• _Instructions to follow_
Reproduce all of the material exactly as shown.

• _Stored rows_
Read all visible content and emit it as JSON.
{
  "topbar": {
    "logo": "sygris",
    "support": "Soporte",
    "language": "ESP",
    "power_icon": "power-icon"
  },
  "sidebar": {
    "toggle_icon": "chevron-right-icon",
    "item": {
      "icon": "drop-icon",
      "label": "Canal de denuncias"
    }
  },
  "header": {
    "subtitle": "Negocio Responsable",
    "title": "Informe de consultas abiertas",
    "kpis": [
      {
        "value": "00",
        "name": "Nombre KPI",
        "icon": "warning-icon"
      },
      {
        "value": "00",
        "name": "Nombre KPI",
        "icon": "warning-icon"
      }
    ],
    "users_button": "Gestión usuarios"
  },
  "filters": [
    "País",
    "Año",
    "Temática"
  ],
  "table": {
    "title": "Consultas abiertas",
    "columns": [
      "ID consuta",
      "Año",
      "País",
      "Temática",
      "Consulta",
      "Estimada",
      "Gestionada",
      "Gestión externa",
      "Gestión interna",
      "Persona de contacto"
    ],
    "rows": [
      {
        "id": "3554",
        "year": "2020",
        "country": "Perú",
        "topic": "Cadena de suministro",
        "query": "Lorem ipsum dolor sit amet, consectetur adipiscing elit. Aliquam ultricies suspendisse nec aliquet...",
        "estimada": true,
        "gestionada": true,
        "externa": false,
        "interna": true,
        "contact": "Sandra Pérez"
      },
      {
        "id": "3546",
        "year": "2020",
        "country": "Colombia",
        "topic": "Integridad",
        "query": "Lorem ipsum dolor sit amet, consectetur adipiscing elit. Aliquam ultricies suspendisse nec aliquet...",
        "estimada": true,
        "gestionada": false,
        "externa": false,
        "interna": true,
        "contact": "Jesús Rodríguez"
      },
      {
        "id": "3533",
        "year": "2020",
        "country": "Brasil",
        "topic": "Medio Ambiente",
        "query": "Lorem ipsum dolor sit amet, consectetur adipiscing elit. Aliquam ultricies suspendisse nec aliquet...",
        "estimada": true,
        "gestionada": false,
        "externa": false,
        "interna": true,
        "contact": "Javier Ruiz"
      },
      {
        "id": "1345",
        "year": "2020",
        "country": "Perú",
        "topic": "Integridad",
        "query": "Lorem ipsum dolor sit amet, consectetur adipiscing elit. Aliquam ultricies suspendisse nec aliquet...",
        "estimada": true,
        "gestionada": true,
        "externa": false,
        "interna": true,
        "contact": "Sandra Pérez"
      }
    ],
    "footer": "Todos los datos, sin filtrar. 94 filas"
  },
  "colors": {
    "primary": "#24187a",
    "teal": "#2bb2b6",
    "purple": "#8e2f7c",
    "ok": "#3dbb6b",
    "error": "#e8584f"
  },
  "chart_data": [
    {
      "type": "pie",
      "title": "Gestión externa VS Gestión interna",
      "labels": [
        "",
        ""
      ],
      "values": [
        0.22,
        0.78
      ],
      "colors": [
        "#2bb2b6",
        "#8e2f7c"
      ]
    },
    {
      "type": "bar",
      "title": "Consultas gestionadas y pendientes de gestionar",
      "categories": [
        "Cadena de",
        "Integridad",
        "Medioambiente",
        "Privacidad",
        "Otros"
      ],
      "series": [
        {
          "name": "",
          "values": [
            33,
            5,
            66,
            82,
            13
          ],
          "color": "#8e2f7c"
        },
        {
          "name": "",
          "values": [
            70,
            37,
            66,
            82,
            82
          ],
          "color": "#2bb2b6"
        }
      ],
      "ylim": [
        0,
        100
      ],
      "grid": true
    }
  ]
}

• _Reply to the task_
Read all visible content and emit it as JSON.
{
  "topbar": {
    "logo": "sygris",
    "support": "Soporte",
    "language": "ESP",
    "power_icon": "power-icon"
  },
  "sidebar": {
    "toggle_icon": "chevron-right-icon",
    "item": {
      "icon": "drop-icon",
      "label": "Canal de denuncias"
    }
  },
  "header": {
    "subtitle": "Negocio Responsable",
    "title": "Informe de consultas abiertas",
    "kpis": [
      {
        "value": "00",
        "name": "Nombre KPI",
        "icon": "warning-icon"
      },
      {
        "value": "00",
        "name": "Nombre KPI",
        "icon": "warning-icon"
      }
    ],
    "users_button": "Gestión usuarios"
  },
  "filters": [
    "País",
    "Año",
    "Temática"
  ],
  "table": {
    "title": "Consultas abiertas",
    "columns": [
      "ID consuta",
      "Año",
      "País",
      "Temática",
      "Consulta",
      "Estimada",
      "Gestionada",
      "Gestión externa",
      "Gestión interna",
      "Persona de contacto"
    ],
    "rows": [
      {
        "id": "3554",
        "year": "2020",
        "country": "Perú",
        "topic": "Cadena de suministro",
        "query": "Lorem ipsum dolor sit amet, consectetur adipiscing elit. Aliquam ultricies suspendisse nec aliquet...",
        "estimada": true,
        "gestionada": true,
        "externa": false,
        "interna": true,
        "contact": "Sandra Pérez"
      },
      {
        "id": "3546",
        "year": "2020",
        "country": "Colombia",
        "topic": "Integridad",
        "query": "Lorem ipsum dolor sit amet, consectetur adipiscing elit. Aliquam ultricies suspendisse nec aliquet...",
        "estimada": true,
        "gestionada": false,
        "externa": false,
        "interna": true,
        "contact": "Jesús Rodríguez"
      },
      {
        "id": "3533",
        "year": "2020",
        "country": "Brasil",
        "topic": "Medio Ambiente",
        "query": "Lorem ipsum dolor sit amet, consectetur adipiscing elit. Aliquam ultricies suspendisse nec aliquet...",
        "estimada": true,
        "gestionada": false,
        "externa": false,
        "interna": true,
        "contact": "Javier Ruiz"
      },
      {
        "id": "1345",
        "year": "2020",
        "country": "Perú",
        "topic": "Integridad",
        "query": "Lorem ipsum dolor sit amet, consectetur adipiscing elit. Aliquam ultricies suspendisse nec aliquet...",
        "estimada": true,
        "gestionada": true,
        "externa": false,
        "interna": true,
        "contact": "Sandra Pérez"
      }
    ],
    "footer": "Todos los datos, sin filtrar. 94 filas"
  },
  "colors": {
    "primary": "#24187a",
    "teal": "#2bb2b6",
    "purple": "#8e2f7c",
    "ok": "#3dbb6b",
    "error": "#e8584f"
  },
  "chart_data": [
    {
      "type": "pie",
      "title": "Gestión externa VS Gestión interna",
      "labels": [
        "",
        ""
      ],
      "values": [
        0.22,
        0.78
      ],
      "colors": [
        "#2bb2b6",
        "#8e2f7c"
      ]
    },
    {
      "type": "bar",
      "title": "Consultas gestionadas y pendientes de gestionar",
      "categories": [
        "Cadena de",
        "Integridad",
        "Medioambiente",
        "Privacidad",
        "Otros"
      ],
      "series": [
        {
          "name": "",
          "values": [
            33,
            5,
            66,
            82,
            13
          ],
          "color": "#8e2f7c"
        },
        {
          "name": "",
          "values": [
            70,
            37,
            66,
            82,
            82
          ],
          "color": "#2bb2b6"
        }
      ],
      "ylim": [
        0,
        100
      ],
      "grid": true
    }
  ]
}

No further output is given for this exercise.